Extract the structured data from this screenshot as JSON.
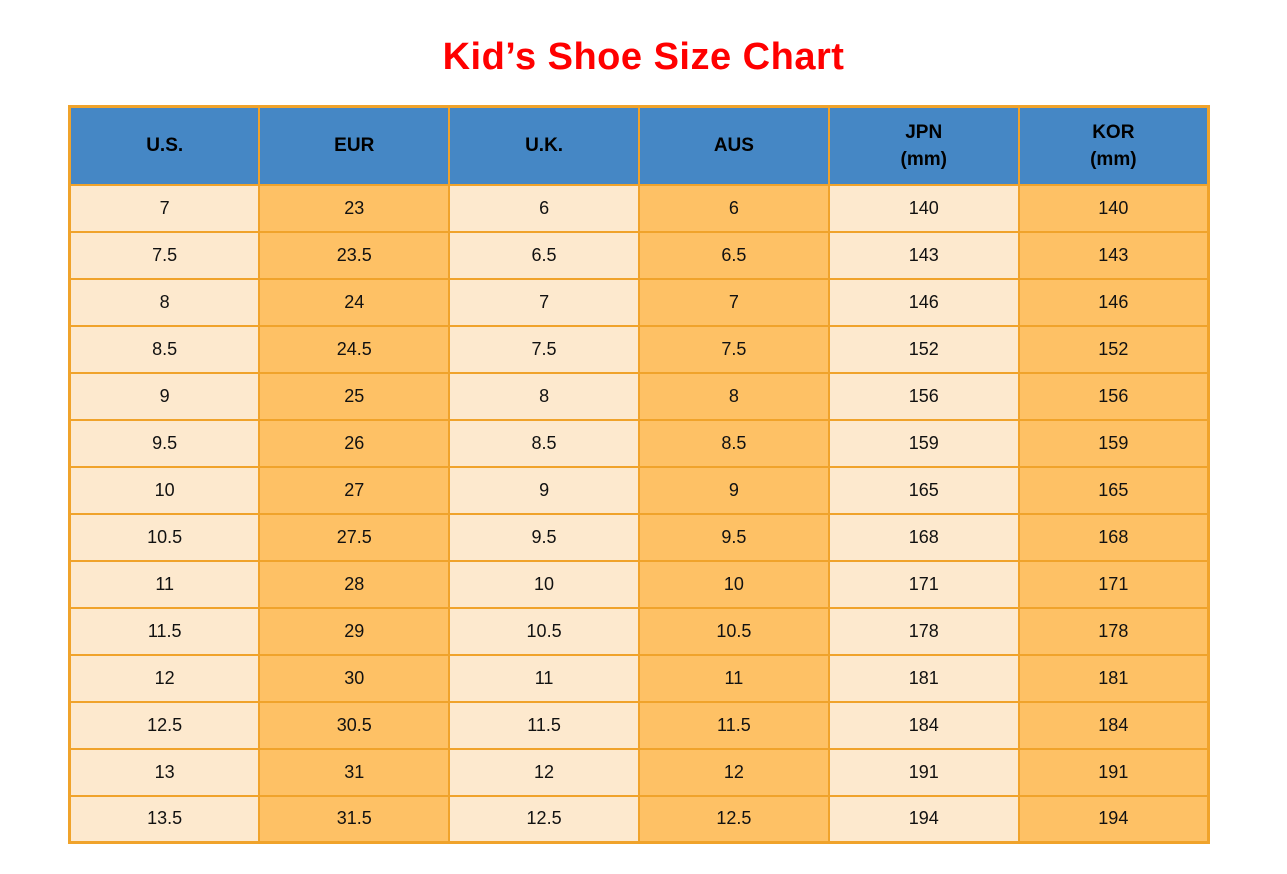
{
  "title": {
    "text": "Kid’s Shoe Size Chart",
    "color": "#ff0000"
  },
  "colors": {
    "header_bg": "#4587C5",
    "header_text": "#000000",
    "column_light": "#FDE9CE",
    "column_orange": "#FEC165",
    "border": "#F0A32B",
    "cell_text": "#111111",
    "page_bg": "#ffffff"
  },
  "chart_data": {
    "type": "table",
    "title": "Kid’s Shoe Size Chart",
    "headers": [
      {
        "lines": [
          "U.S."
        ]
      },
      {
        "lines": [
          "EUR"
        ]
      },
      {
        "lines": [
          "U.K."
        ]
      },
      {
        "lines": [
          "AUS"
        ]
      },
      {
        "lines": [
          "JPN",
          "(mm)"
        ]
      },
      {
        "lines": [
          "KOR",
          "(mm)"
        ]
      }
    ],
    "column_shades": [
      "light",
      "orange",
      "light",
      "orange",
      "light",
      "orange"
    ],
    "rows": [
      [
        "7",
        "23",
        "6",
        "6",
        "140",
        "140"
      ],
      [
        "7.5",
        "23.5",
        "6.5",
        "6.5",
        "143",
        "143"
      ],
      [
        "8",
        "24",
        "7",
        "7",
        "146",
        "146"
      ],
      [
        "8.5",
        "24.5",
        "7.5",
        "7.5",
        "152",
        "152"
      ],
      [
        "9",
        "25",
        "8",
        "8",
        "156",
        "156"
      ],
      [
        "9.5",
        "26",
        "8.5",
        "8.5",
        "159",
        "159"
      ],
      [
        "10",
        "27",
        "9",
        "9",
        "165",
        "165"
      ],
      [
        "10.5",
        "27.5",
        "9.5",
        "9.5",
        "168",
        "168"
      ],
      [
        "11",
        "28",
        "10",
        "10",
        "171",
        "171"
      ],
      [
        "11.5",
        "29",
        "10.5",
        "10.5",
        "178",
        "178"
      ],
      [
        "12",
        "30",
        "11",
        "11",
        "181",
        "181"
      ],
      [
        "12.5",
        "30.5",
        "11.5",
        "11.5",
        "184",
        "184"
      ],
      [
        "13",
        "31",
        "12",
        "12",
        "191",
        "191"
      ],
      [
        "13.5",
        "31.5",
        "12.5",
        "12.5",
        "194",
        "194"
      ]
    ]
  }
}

**********

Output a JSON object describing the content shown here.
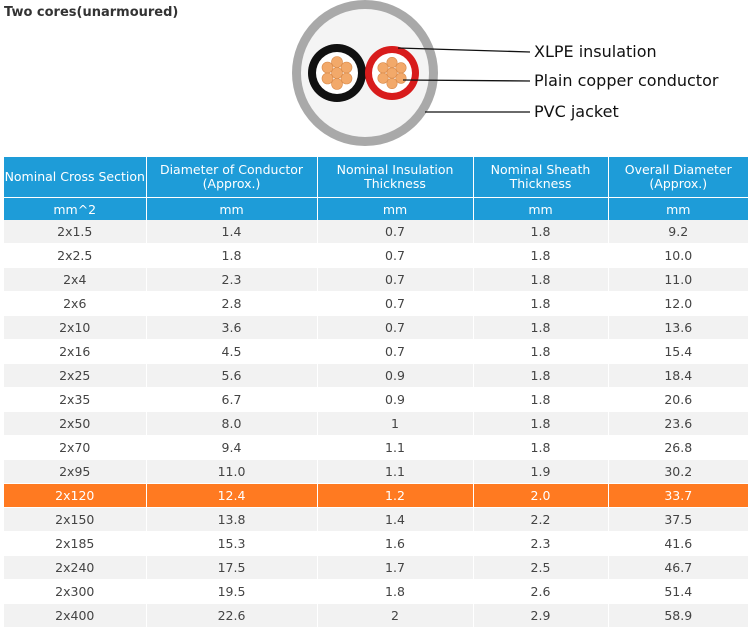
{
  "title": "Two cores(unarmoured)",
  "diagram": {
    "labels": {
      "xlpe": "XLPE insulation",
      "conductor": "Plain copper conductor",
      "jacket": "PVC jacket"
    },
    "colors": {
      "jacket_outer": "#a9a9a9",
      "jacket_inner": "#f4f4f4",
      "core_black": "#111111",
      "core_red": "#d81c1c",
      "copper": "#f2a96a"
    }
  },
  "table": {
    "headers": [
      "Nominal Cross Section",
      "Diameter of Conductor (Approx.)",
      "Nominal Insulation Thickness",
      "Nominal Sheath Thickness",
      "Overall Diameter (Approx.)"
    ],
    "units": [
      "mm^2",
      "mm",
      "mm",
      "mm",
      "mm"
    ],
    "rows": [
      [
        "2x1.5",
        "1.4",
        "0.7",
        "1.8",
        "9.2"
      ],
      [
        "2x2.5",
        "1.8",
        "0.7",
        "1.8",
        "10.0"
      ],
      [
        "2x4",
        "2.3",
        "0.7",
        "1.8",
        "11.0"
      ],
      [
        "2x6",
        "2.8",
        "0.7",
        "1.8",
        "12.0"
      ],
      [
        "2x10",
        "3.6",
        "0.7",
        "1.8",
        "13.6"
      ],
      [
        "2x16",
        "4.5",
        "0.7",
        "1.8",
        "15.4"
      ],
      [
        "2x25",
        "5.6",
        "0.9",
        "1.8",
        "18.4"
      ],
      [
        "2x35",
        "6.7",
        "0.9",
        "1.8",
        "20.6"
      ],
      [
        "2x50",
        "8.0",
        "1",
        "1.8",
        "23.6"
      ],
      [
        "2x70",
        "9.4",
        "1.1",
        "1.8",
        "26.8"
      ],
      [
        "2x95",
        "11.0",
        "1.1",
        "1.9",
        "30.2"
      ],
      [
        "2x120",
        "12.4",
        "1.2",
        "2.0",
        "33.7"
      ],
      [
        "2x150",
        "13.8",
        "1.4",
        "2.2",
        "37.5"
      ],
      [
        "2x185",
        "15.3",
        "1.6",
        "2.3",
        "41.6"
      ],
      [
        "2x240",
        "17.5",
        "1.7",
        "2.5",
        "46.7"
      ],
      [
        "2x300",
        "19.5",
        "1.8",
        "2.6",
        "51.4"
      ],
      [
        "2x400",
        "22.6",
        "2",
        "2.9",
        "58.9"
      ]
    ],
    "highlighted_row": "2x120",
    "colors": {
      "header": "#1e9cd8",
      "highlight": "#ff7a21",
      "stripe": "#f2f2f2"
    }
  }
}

**********

§ **The request**: Tally the lines of the records holding the word "JSON", then give only the resulting number.

§ **Exercise answer**: 2